[Work to do]: Can you quote the records below in full, word for word?
· · · · · · ·
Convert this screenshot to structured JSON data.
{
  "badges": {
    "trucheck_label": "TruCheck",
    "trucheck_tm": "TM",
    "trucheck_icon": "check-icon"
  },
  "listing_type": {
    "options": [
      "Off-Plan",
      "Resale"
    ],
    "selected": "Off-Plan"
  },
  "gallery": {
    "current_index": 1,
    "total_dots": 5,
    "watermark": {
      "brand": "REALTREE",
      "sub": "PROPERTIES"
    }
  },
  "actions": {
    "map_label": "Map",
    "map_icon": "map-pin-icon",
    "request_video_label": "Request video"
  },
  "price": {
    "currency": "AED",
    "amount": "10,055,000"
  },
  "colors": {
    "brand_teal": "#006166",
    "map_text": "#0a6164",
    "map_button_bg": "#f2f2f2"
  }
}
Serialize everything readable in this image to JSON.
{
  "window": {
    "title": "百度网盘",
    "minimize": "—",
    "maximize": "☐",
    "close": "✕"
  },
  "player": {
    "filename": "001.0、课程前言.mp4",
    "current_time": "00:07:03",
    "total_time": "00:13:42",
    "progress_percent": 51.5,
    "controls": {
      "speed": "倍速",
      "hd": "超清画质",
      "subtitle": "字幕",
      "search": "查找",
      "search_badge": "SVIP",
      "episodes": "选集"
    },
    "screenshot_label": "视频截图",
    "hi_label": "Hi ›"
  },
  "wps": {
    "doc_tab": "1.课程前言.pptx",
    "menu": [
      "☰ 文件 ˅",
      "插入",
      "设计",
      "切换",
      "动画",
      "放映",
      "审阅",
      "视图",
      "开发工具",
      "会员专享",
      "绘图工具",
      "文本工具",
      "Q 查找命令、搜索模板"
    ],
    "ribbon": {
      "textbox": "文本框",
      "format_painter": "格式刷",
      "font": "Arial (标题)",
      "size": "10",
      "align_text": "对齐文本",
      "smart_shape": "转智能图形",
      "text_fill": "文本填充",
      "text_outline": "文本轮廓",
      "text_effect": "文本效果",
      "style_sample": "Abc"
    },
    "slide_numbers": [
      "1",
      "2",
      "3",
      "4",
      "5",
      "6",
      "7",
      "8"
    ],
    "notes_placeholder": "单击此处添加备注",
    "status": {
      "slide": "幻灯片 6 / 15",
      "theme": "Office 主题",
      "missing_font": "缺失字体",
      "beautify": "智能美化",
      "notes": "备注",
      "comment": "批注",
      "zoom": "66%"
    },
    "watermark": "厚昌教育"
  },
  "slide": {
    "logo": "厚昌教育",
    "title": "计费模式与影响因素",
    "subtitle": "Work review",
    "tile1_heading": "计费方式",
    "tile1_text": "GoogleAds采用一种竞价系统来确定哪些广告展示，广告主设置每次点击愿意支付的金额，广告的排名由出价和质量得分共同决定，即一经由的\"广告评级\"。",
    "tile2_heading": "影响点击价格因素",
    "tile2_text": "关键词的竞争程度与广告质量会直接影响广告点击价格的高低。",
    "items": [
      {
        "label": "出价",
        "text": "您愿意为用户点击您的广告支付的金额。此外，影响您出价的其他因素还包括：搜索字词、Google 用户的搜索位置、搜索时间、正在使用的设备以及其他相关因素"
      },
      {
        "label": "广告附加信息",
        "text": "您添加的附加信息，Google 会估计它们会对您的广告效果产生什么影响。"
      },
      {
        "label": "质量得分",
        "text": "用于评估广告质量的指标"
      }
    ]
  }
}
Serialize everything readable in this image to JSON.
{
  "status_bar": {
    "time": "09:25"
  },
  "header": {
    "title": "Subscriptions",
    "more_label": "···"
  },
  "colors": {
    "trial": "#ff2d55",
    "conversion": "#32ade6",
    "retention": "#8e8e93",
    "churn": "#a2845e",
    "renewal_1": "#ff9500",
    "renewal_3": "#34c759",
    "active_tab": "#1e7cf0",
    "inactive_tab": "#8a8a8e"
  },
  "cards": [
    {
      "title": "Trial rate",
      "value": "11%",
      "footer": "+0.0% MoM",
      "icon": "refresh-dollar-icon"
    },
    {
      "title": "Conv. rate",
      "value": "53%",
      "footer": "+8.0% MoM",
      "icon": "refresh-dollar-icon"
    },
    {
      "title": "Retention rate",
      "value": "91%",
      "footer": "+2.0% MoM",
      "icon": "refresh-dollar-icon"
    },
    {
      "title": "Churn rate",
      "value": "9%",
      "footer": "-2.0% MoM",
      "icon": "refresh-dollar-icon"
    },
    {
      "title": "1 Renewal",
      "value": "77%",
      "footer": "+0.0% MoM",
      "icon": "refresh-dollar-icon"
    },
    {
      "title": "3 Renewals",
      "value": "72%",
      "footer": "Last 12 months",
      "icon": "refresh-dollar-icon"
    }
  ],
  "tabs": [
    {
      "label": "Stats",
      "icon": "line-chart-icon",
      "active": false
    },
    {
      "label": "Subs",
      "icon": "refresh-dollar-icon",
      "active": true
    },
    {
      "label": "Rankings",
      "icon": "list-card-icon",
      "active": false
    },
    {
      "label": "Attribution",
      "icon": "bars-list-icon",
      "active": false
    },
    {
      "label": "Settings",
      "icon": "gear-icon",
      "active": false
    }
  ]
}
· · · · · · ·
[Answer to the task]:
Convert this screenshot to structured JSON data.
{
  "badges": {
    "trucheck_label": "TruCheck",
    "trucheck_tm": "TM",
    "trucheck_icon": "check-icon"
  },
  "listing_type": {
    "options": [
      "Off-Plan",
      "Resale"
    ],
    "selected": "Off-Plan"
  },
  "gallery": {
    "current_index": 1,
    "total_dots": 5,
    "watermark": {
      "brand": "REALTREE",
      "sub": "PROPERTIES"
    }
  },
  "actions": {
    "map_label": "Map",
    "map_icon": "map-pin-icon",
    "request_video_label": "Request video"
  },
  "price": {
    "currency": "AED",
    "amount": "10,055,000"
  },
  "colors": {
    "brand_teal": "#006166",
    "map_text": "#0a6164",
    "map_button_bg": "#f2f2f2"
  }
}
Serialize everything readable in this image to JSON.
{
  "window": {
    "title": "百度网盘",
    "minimize": "—",
    "maximize": "☐",
    "close": "✕"
  },
  "player": {
    "filename": "001.0、课程前言.mp4",
    "current_time": "00:07:03",
    "total_time": "00:13:42",
    "progress_percent": 51.5,
    "controls": {
      "speed": "倍速",
      "hd": "超清画质",
      "subtitle": "字幕",
      "search": "查找",
      "search_badge": "SVIP",
      "episodes": "选集"
    },
    "screenshot_label": "视频截图",
    "hi_label": "Hi ›"
  },
  "wps": {
    "doc_tab": "1.课程前言.pptx",
    "menu": [
      "☰ 文件 ˅",
      "插入",
      "设计",
      "切换",
      "动画",
      "放映",
      "审阅",
      "视图",
      "开发工具",
      "会员专享",
      "绘图工具",
      "文本工具",
      "Q 查找命令、搜索模板"
    ],
    "ribbon": {
      "textbox": "文本框",
      "format_painter": "格式刷",
      "font": "Arial (标题)",
      "size": "10",
      "align_text": "对齐文本",
      "smart_shape": "转智能图形",
      "text_fill": "文本填充",
      "text_outline": "文本轮廓",
      "text_effect": "文本效果",
      "style_sample": "Abc"
    },
    "slide_numbers": [
      "1",
      "2",
      "3",
      "4",
      "5",
      "6",
      "7",
      "8"
    ],
    "notes_placeholder": "单击此处添加备注",
    "status": {
      "slide": "幻灯片 6 / 15",
      "theme": "Office 主题",
      "missing_font": "缺失字体",
      "beautify": "智能美化",
      "notes": "备注",
      "comment": "批注",
      "zoom": "66%"
    },
    "watermark": "厚昌教育"
  },
  "slide": {
    "logo": "厚昌教育",
    "title": "计费模式与影响因素",
    "subtitle": "Work review",
    "tile1_heading": "计费方式",
    "tile1_text": "GoogleAds采用一种竞价系统来确定哪些广告展示，广告主设置每次点击愿意支付的金额，广告的排名由出价和质量得分共同决定，即一经由的\"广告评级\"。",
    "tile2_heading": "影响点击价格因素",
    "tile2_text": "关键词的竞争程度与广告质量会直接影响广告点击价格的高低。",
    "items": [
      {
        "label": "出价",
        "text": "您愿意为用户点击您的广告支付的金额。此外，影响您出价的其他因素还包括：搜索字词、Google 用户的搜索位置、搜索时间、正在使用的设备以及其他相关因素"
      },
      {
        "label": "广告附加信息",
        "text": "您添加的附加信息，Google 会估计它们会对您的广告效果产生什么影响。"
      },
      {
        "label": "质量得分",
        "text": "用于评估广告质量的指标"
      }
    ]
  }
}
Serialize everything readable in this image to JSON.
{
  "status_bar": {
    "time": "09:25"
  },
  "header": {
    "title": "Subscriptions",
    "more_label": "···"
  },
  "colors": {
    "trial": "#ff2d55",
    "conversion": "#32ade6",
    "retention": "#8e8e93",
    "churn": "#a2845e",
    "renewal_1": "#ff9500",
    "renewal_3": "#34c759",
    "active_tab": "#1e7cf0",
    "inactive_tab": "#8a8a8e"
  },
  "cards": [
    {
      "title": "Trial rate",
      "value": "11%",
      "footer": "+0.0% MoM",
      "icon": "refresh-dollar-icon"
    },
    {
      "title": "Conv. rate",
      "value": "53%",
      "footer": "+8.0% MoM",
      "icon": "refresh-dollar-icon"
    },
    {
      "title": "Retention rate",
      "value": "91%",
      "footer": "+2.0% MoM",
      "icon": "refresh-dollar-icon"
    },
    {
      "title": "Churn rate",
      "value": "9%",
      "footer": "-2.0% MoM",
      "icon": "refresh-dollar-icon"
    },
    {
      "title": "1 Renewal",
      "value": "77%",
      "footer": "+0.0% MoM",
      "icon": "refresh-dollar-icon"
    },
    {
      "title": "3 Renewals",
      "value": "72%",
      "footer": "Last 12 months",
      "icon": "refresh-dollar-icon"
    }
  ],
  "tabs": [
    {
      "label": "Stats",
      "icon": "line-chart-icon",
      "active": false
    },
    {
      "label": "Subs",
      "icon": "refresh-dollar-icon",
      "active": true
    },
    {
      "label": "Rankings",
      "icon": "list-card-icon",
      "active": false
    },
    {
      "label": "Attribution",
      "icon": "bars-list-icon",
      "active": false
    },
    {
      "label": "Settings",
      "icon": "gear-icon",
      "active": false
    }
  ]
}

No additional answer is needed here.